* To be done *
Return every entry exactly as written.
[start Dataset extract]
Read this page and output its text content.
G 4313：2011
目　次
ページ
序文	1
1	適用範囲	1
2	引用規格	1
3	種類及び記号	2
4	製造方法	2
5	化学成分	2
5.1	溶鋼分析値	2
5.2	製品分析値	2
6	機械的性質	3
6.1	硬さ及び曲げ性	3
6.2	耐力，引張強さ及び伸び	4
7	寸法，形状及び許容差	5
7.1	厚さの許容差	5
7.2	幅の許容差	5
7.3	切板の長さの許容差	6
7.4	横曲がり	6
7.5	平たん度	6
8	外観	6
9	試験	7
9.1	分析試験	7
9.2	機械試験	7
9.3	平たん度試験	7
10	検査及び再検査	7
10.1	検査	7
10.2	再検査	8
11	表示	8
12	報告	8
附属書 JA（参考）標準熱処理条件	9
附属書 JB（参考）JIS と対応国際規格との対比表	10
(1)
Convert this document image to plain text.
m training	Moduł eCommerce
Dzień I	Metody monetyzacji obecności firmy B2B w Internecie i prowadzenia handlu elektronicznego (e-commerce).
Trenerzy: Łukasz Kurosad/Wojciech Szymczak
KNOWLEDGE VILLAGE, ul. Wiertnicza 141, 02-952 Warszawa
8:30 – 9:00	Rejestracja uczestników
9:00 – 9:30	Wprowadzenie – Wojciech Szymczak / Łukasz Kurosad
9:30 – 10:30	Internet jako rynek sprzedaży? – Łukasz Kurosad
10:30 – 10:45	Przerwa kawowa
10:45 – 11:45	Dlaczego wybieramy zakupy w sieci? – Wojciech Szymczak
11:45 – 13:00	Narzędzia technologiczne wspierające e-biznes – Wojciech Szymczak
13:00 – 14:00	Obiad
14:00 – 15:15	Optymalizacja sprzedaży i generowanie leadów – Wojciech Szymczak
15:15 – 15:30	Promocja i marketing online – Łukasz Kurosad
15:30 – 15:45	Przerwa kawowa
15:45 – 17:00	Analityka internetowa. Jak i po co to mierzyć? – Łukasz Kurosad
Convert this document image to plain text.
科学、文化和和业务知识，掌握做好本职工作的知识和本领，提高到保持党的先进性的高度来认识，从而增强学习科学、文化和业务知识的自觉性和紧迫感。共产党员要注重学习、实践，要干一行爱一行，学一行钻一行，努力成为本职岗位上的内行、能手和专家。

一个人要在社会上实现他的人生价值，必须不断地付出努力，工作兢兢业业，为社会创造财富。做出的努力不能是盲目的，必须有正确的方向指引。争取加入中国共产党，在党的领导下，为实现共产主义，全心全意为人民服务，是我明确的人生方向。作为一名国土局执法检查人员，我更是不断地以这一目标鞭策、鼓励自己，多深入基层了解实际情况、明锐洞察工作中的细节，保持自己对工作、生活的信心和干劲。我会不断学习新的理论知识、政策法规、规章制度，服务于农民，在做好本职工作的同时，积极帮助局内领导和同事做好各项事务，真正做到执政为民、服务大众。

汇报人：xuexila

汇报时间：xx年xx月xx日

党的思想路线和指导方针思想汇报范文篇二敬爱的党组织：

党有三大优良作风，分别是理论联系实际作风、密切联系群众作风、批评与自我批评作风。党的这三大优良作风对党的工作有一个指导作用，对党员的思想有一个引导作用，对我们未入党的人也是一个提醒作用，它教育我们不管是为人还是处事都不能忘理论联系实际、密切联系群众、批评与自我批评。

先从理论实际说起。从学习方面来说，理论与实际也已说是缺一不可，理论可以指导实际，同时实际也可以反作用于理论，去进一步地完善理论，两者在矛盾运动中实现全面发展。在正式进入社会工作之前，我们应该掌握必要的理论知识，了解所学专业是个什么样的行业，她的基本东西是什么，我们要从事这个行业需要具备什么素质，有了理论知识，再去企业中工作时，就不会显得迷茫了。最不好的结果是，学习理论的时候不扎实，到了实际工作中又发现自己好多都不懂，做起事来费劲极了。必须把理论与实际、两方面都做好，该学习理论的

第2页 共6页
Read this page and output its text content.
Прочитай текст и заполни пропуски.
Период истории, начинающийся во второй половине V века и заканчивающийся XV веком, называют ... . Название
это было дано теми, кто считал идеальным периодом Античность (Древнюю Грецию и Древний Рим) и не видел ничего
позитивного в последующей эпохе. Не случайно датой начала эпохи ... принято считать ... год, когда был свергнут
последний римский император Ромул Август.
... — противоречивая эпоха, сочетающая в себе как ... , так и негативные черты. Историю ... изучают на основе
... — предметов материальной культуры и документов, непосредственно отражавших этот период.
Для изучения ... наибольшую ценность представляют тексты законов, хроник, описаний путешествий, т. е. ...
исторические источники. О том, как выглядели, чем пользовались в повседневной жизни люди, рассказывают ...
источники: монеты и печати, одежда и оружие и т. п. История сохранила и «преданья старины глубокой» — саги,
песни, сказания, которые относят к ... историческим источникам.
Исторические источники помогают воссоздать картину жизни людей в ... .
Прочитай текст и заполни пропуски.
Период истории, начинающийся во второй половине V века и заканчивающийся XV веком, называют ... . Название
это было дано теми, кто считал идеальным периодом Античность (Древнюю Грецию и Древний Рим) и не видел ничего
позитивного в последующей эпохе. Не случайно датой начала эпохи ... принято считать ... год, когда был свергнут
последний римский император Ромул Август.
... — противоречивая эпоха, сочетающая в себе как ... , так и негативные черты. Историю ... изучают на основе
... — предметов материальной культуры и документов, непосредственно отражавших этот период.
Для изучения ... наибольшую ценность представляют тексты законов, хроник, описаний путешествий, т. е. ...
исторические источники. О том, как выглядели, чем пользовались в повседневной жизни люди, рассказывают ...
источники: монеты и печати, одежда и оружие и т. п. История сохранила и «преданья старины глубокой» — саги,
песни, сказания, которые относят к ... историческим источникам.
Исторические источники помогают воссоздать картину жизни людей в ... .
[end Dataset extract]
* Result of the task *
Read this page and output its text content.
G 4313：2011
目　次
ページ
序文	1
1	適用範囲	1
2	引用規格	1
3	種類及び記号	2
4	製造方法	2
5	化学成分	2
5.1	溶鋼分析値	2
5.2	製品分析値	2
6	機械的性質	3
6.1	硬さ及び曲げ性	3
6.2	耐力，引張強さ及び伸び	4
7	寸法，形状及び許容差	5
7.1	厚さの許容差	5
7.2	幅の許容差	5
7.3	切板の長さの許容差	6
7.4	横曲がり	6
7.5	平たん度	6
8	外観	6
9	試験	7
9.1	分析試験	7
9.2	機械試験	7
9.3	平たん度試験	7
10	検査及び再検査	7
10.1	検査	7
10.2	再検査	8
11	表示	8
12	報告	8
附属書 JA（参考）標準熱処理条件	9
附属書 JB（参考）JIS と対応国際規格との対比表	10
(1)
Convert this document image to plain text.
m training	Moduł eCommerce
Dzień I	Metody monetyzacji obecności firmy B2B w Internecie i prowadzenia handlu elektronicznego (e-commerce).
Trenerzy: Łukasz Kurosad/Wojciech Szymczak
KNOWLEDGE VILLAGE, ul. Wiertnicza 141, 02-952 Warszawa
8:30 – 9:00	Rejestracja uczestników
9:00 – 9:30	Wprowadzenie – Wojciech Szymczak / Łukasz Kurosad
9:30 – 10:30	Internet jako rynek sprzedaży? – Łukasz Kurosad
10:30 – 10:45	Przerwa kawowa
10:45 – 11:45	Dlaczego wybieramy zakupy w sieci? – Wojciech Szymczak
11:45 – 13:00	Narzędzia technologiczne wspierające e-biznes – Wojciech Szymczak
13:00 – 14:00	Obiad
14:00 – 15:15	Optymalizacja sprzedaży i generowanie leadów – Wojciech Szymczak
15:15 – 15:30	Promocja i marketing online – Łukasz Kurosad
15:30 – 15:45	Przerwa kawowa
15:45 – 17:00	Analityka internetowa. Jak i po co to mierzyć? – Łukasz Kurosad
Convert this document image to plain text.
科学、文化和和业务知识，掌握做好本职工作的知识和本领，提高到保持党的先进性的高度来认识，从而增强学习科学、文化和业务知识的自觉性和紧迫感。共产党员要注重学习、实践，要干一行爱一行，学一行钻一行，努力成为本职岗位上的内行、能手和专家。

一个人要在社会上实现他的人生价值，必须不断地付出努力，工作兢兢业业，为社会创造财富。做出的努力不能是盲目的，必须有正确的方向指引。争取加入中国共产党，在党的领导下，为实现共产主义，全心全意为人民服务，是我明确的人生方向。作为一名国土局执法检查人员，我更是不断地以这一目标鞭策、鼓励自己，多深入基层了解实际情况、明锐洞察工作中的细节，保持自己对工作、生活的信心和干劲。我会不断学习新的理论知识、政策法规、规章制度，服务于农民，在做好本职工作的同时，积极帮助局内领导和同事做好各项事务，真正做到执政为民、服务大众。

汇报人：xuexila

汇报时间：xx年xx月xx日

党的思想路线和指导方针思想汇报范文篇二敬爱的党组织：

党有三大优良作风，分别是理论联系实际作风、密切联系群众作风、批评与自我批评作风。党的这三大优良作风对党的工作有一个指导作用，对党员的思想有一个引导作用，对我们未入党的人也是一个提醒作用，它教育我们不管是为人还是处事都不能忘理论联系实际、密切联系群众、批评与自我批评。

先从理论实际说起。从学习方面来说，理论与实际也已说是缺一不可，理论可以指导实际，同时实际也可以反作用于理论，去进一步地完善理论，两者在矛盾运动中实现全面发展。在正式进入社会工作之前，我们应该掌握必要的理论知识，了解所学专业是个什么样的行业，她的基本东西是什么，我们要从事这个行业需要具备什么素质，有了理论知识，再去企业中工作时，就不会显得迷茫了。最不好的结果是，学习理论的时候不扎实，到了实际工作中又发现自己好多都不懂，做起事来费劲极了。必须把理论与实际、两方面都做好，该学习理论的

第2页 共6页
Read this page and output its text content.
Прочитай текст и заполни пропуски.
Период истории, начинающийся во второй половине V века и заканчивающийся XV веком, называют ... . Название
это было дано теми, кто считал идеальным периодом Античность (Древнюю Грецию и Древний Рим) и не видел ничего
позитивного в последующей эпохе. Не случайно датой начала эпохи ... принято считать ... год, когда был свергнут
последний римский император Ромул Август.
... — противоречивая эпоха, сочетающая в себе как ... , так и негативные черты. Историю ... изучают на основе
... — предметов материальной культуры и документов, непосредственно отражавших этот период.
Для изучения ... наибольшую ценность представляют тексты законов, хроник, описаний путешествий, т. е. ...
исторические источники. О том, как выглядели, чем пользовались в повседневной жизни люди, рассказывают ...
источники: монеты и печати, одежда и оружие и т. п. История сохранила и «преданья старины глубокой» — саги,
песни, сказания, которые относят к ... историческим источникам.
Исторические источники помогают воссоздать картину жизни людей в ... .
Прочитай текст и заполни пропуски.
Период истории, начинающийся во второй половине V века и заканчивающийся XV веком, называют ... . Название
это было дано теми, кто считал идеальным периодом Античность (Древнюю Грецию и Древний Рим) и не видел ничего
позитивного в последующей эпохе. Не случайно датой начала эпохи ... принято считать ... год, когда был свергнут
последний римский император Ромул Август.
... — противоречивая эпоха, сочетающая в себе как ... , так и негативные черты. Историю ... изучают на основе
... — предметов материальной культуры и документов, непосредственно отражавших этот период.
Для изучения ... наибольшую ценность представляют тексты законов, хроник, описаний путешествий, т. е. ...
исторические источники. О том, как выглядели, чем пользовались в повседневной жизни люди, рассказывают ...
источники: монеты и печати, одежда и оружие и т. п. История сохранила и «преданья старины глубокой» — саги,
песни, сказания, которые относят к ... историческим источникам.
Исторические источники помогают воссоздать картину жизни людей в ... .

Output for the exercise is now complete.